From the listing below, extract each entry exactly as written, minus the images.

** START OF Given data **

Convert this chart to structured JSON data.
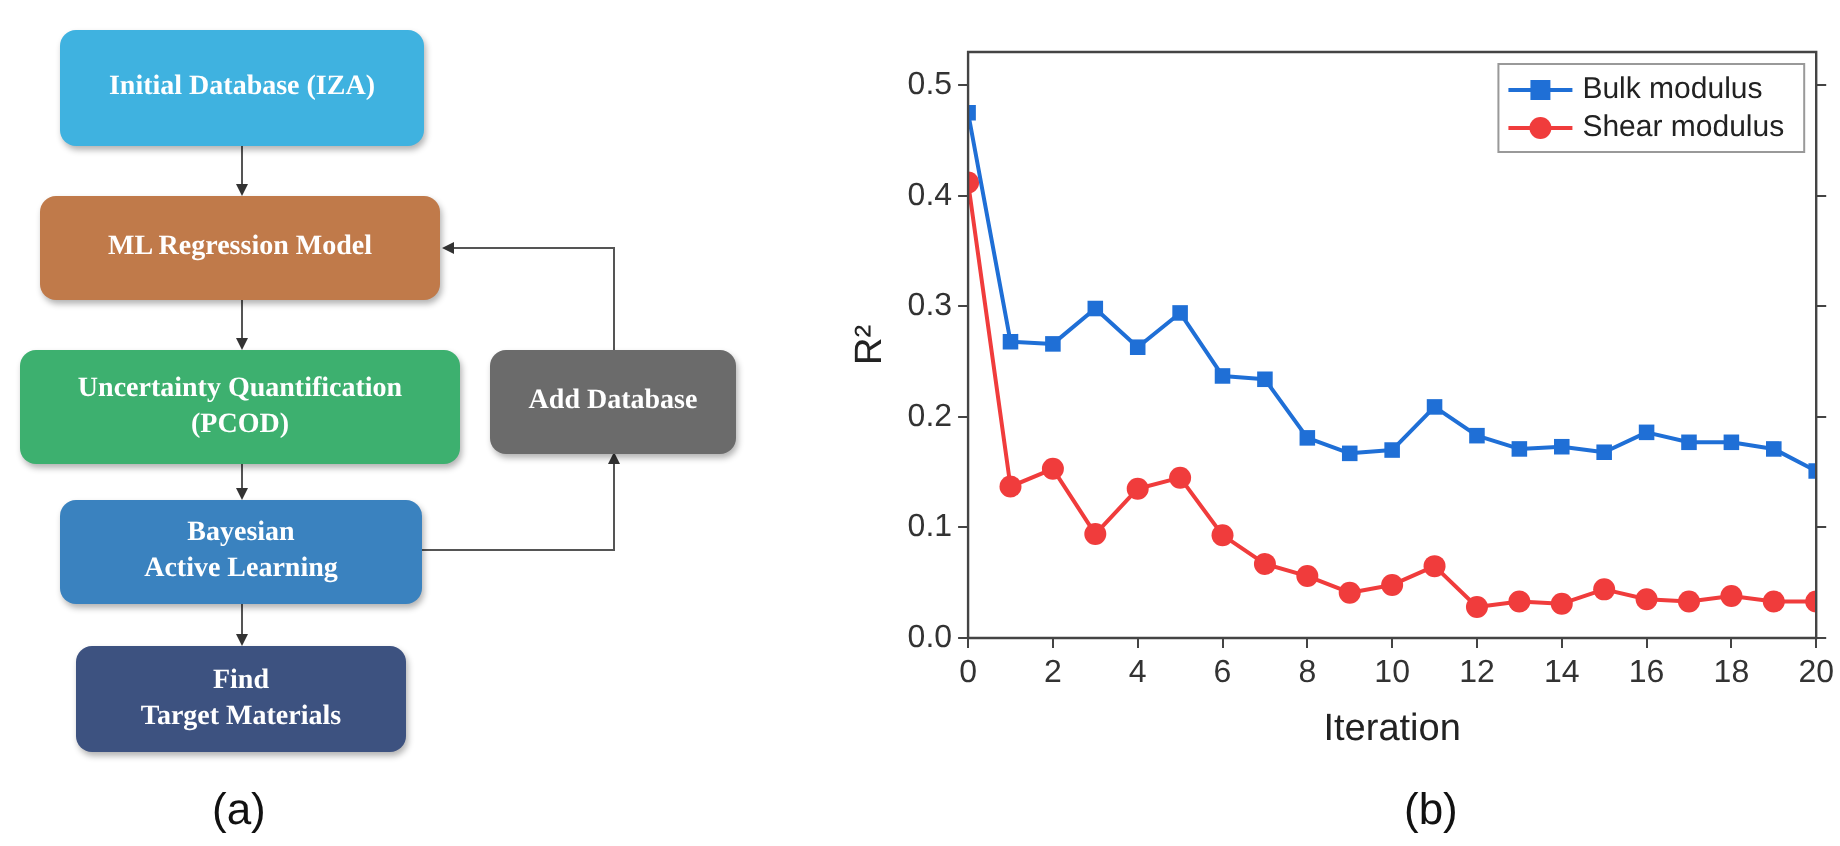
{
  "chart_data": [
    {
      "type": "other",
      "annotations": [
        "Initial Database (IZA)",
        "ML Regression Model",
        "Uncertainty Quantification\n(PCOD)",
        "Add Database",
        "Bayesian\nActive Learning",
        "Find\nTarget Materials",
        "(a)"
      ]
    },
    {
      "type": "line",
      "xlabel": "Iteration",
      "ylabel": "R²",
      "annotations": [
        "(b)"
      ],
      "x": [
        0,
        1,
        2,
        3,
        4,
        5,
        6,
        7,
        8,
        9,
        10,
        11,
        12,
        13,
        14,
        15,
        16,
        17,
        18,
        19,
        20
      ],
      "xlim": [
        0,
        20
      ],
      "xticks": [
        0,
        2,
        4,
        6,
        8,
        10,
        12,
        14,
        16,
        18,
        20
      ],
      "ylim": [
        0,
        0.53
      ],
      "yticks": [
        {
          "value": 0,
          "label": "0.0"
        },
        0.1,
        0.2,
        0.3,
        0.4,
        0.5
      ],
      "grid": false,
      "legend": "top right",
      "line_style": "solid",
      "series": [
        {
          "name": "Bulk modulus",
          "color": "#1f6fd6",
          "marker": "square",
          "values": [
            0.475,
            0.268,
            0.266,
            0.298,
            0.263,
            0.294,
            0.237,
            0.234,
            0.181,
            0.167,
            0.17,
            0.209,
            0.183,
            0.171,
            0.173,
            0.168,
            0.186,
            0.177,
            0.177,
            0.171,
            0.151
          ]
        },
        {
          "name": "Shear modulus",
          "color": "#f03c3c",
          "marker": "circle",
          "values": [
            0.412,
            0.137,
            0.153,
            0.094,
            0.135,
            0.145,
            0.093,
            0.067,
            0.056,
            0.041,
            0.048,
            0.065,
            0.028,
            0.033,
            0.031,
            0.044,
            0.035,
            0.033,
            0.038,
            0.033,
            0.033
          ]
        }
      ]
    }
  ]
}
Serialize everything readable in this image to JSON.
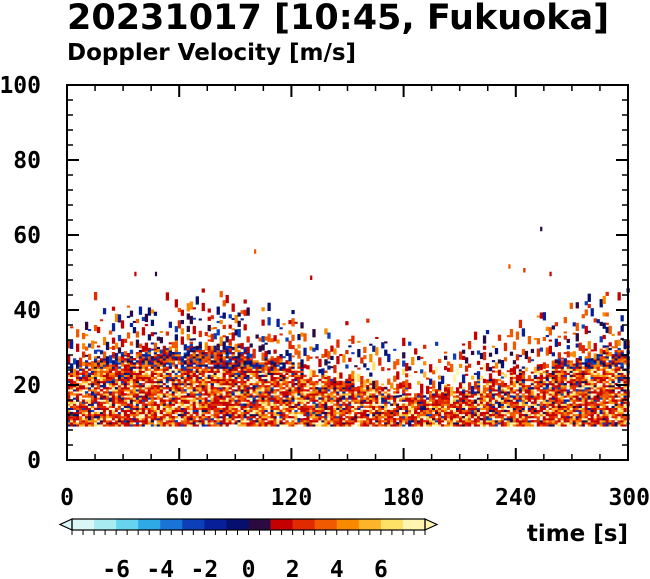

** END OF Given data **

# Final result
Convert this chart to structured JSON data.
{
  "chart_data": [
    {
      "type": "other",
      "annotations": [
        "Initial Database (IZA)",
        "ML Regression Model",
        "Uncertainty Quantification\n(PCOD)",
        "Add Database",
        "Bayesian\nActive Learning",
        "Find\nTarget Materials",
        "(a)"
      ]
    },
    {
      "type": "line",
      "xlabel": "Iteration",
      "ylabel": "R²",
      "annotations": [
        "(b)"
      ],
      "x": [
        0,
        1,
        2,
        3,
        4,
        5,
        6,
        7,
        8,
        9,
        10,
        11,
        12,
        13,
        14,
        15,
        16,
        17,
        18,
        19,
        20
      ],
      "xlim": [
        0,
        20
      ],
      "xticks": [
        0,
        2,
        4,
        6,
        8,
        10,
        12,
        14,
        16,
        18,
        20
      ],
      "ylim": [
        0,
        0.53
      ],
      "yticks": [
        {
          "value": 0,
          "label": "0.0"
        },
        0.1,
        0.2,
        0.3,
        0.4,
        0.5
      ],
      "grid": false,
      "legend": "top right",
      "line_style": "solid",
      "series": [
        {
          "name": "Bulk modulus",
          "color": "#1f6fd6",
          "marker": "square",
          "values": [
            0.475,
            0.268,
            0.266,
            0.298,
            0.263,
            0.294,
            0.237,
            0.234,
            0.181,
            0.167,
            0.17,
            0.209,
            0.183,
            0.171,
            0.173,
            0.168,
            0.186,
            0.177,
            0.177,
            0.171,
            0.151
          ]
        },
        {
          "name": "Shear modulus",
          "color": "#f03c3c",
          "marker": "circle",
          "values": [
            0.412,
            0.137,
            0.153,
            0.094,
            0.135,
            0.145,
            0.093,
            0.067,
            0.056,
            0.041,
            0.048,
            0.065,
            0.028,
            0.033,
            0.031,
            0.044,
            0.035,
            0.033,
            0.038,
            0.033,
            0.033
          ]
        }
      ]
    }
  ]
}
Serialize everything readable in this image to JSON.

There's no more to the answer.